● PROBLEM TO WORK ON:
Search the listing below for "Book". Copy each matching line.

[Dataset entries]
════════

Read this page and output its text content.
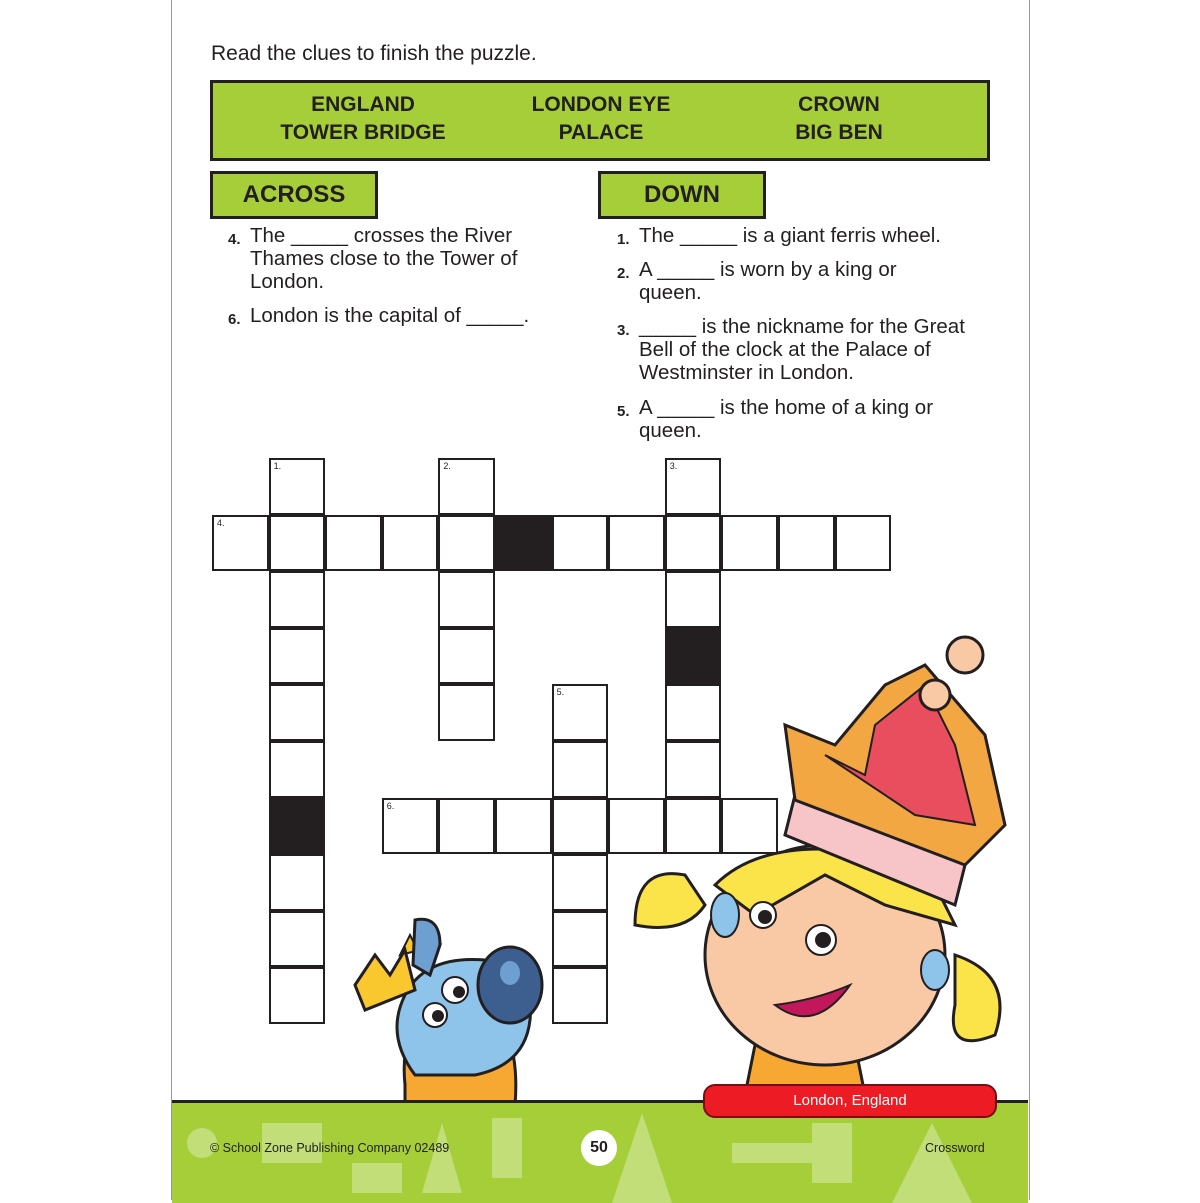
Read the clues to finish the puzzle.
ENGLAND
TOWER BRIDGE
LONDON EYE
PALACE
CROWN
BIG BEN
ACROSS	DOWN
4. The _____ crosses the River Thames close to the Tower of London.
6. London is the capital of _____.
1. The _____ is a giant ferris wheel.
2. A _____ is worn by a king or queen.
3. _____ is the nickname for the Great Bell of the clock at the Palace of Westminster in London.
5. A _____ is the home of a king or queen.
4.
1.	2.	3.
5.
6.
London, England
© School Zone Publishing Company 02489	50	Crossword
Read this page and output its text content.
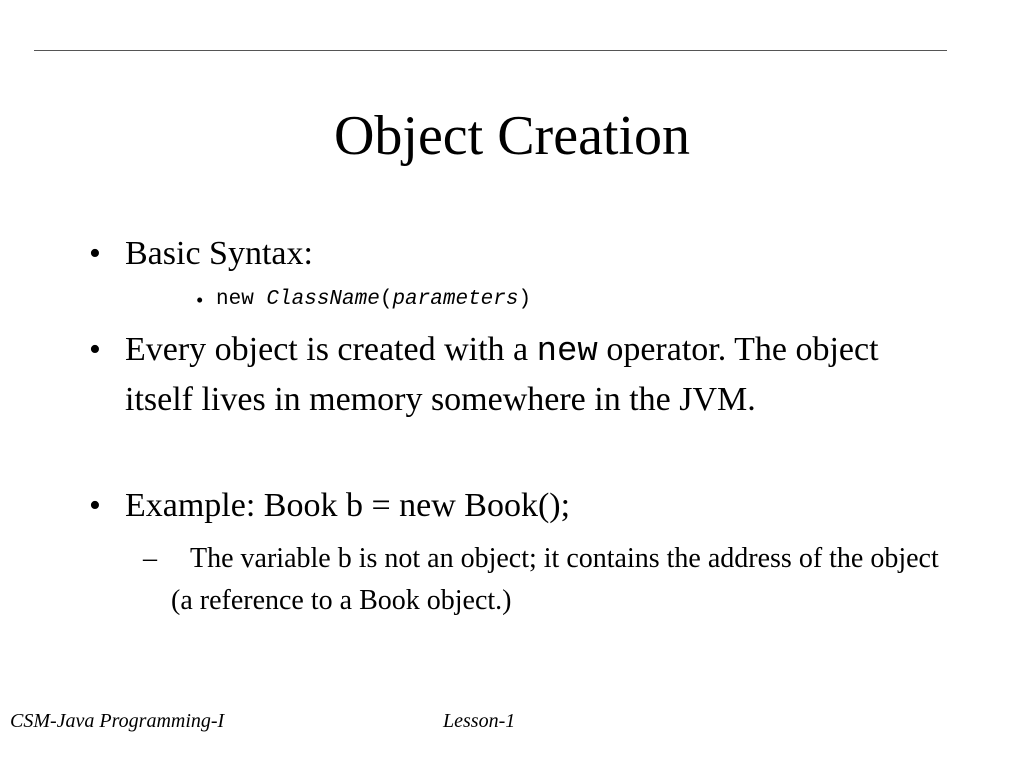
Object Creation
• Basic Syntax:
• new ClassName(parameters)
• Every object is created with a new operator. The object itself lives in memory somewhere in the JVM.
• Example: Book b = new Book();
– The variable b is not an object; it contains the address of the object (a reference to a Book object.)
CSM-Java Programming-I	Lesson-1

════════

● TASK ANSWER:
• Example: Book b = new Book();
– The variable b is not an object; it contains the address of the object (a reference to a Book object.)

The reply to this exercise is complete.